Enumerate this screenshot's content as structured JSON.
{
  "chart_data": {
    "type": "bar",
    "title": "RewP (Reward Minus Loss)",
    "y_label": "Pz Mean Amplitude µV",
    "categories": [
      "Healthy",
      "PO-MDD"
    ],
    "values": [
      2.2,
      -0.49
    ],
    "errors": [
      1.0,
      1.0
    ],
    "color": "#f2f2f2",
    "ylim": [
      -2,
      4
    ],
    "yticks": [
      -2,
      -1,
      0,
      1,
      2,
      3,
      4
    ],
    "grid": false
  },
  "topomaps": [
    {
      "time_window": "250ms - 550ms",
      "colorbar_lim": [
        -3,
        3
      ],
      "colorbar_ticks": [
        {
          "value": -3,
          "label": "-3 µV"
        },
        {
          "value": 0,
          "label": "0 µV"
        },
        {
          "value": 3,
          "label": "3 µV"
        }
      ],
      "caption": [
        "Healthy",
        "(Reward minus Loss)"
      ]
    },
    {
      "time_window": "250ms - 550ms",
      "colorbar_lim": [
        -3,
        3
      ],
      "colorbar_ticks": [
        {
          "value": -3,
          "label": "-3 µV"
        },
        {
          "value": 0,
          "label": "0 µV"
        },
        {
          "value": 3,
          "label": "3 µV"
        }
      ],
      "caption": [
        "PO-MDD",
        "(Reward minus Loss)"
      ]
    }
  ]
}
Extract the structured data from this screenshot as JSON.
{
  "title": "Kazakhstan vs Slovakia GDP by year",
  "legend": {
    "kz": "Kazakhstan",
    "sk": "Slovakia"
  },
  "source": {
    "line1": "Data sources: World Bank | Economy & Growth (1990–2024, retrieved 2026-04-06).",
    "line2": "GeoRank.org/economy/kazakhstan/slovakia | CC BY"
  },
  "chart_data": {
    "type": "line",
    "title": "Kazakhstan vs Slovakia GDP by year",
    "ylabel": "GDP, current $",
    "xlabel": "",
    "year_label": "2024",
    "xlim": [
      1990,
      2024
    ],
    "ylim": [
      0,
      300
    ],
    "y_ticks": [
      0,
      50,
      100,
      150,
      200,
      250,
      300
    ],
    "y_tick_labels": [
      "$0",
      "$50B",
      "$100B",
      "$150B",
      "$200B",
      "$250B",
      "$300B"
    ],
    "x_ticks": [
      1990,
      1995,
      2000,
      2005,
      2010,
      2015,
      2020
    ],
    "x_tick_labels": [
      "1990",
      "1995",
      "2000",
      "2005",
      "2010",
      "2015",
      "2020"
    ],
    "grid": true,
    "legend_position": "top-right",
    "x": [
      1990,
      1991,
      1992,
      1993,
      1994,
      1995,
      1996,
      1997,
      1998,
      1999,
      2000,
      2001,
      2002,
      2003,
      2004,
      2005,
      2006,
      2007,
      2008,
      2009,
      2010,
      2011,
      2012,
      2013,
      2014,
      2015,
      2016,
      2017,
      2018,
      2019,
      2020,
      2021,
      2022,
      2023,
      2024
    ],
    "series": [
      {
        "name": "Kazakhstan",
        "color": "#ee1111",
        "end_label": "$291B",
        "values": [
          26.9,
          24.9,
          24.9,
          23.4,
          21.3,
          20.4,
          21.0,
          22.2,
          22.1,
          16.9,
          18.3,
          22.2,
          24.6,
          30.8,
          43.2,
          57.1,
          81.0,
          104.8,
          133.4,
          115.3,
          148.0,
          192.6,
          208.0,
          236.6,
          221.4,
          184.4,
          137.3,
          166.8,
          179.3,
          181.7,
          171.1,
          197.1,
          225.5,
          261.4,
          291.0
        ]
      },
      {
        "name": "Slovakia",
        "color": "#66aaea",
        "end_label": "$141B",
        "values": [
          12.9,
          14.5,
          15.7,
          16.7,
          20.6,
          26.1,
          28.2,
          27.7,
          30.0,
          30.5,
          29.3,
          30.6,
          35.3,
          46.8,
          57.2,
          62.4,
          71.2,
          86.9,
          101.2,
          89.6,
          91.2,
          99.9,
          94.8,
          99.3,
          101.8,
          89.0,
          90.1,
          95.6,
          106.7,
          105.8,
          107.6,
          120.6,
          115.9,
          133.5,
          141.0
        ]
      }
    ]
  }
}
☆ ☆ ☆
▸ Work to complete:
For each line in the data above that contains the string "structured", extract the line.

▸ Full solution:
Enumerate this screenshot's content as structured JSON.
Extract the structured data from this screenshot as JSON.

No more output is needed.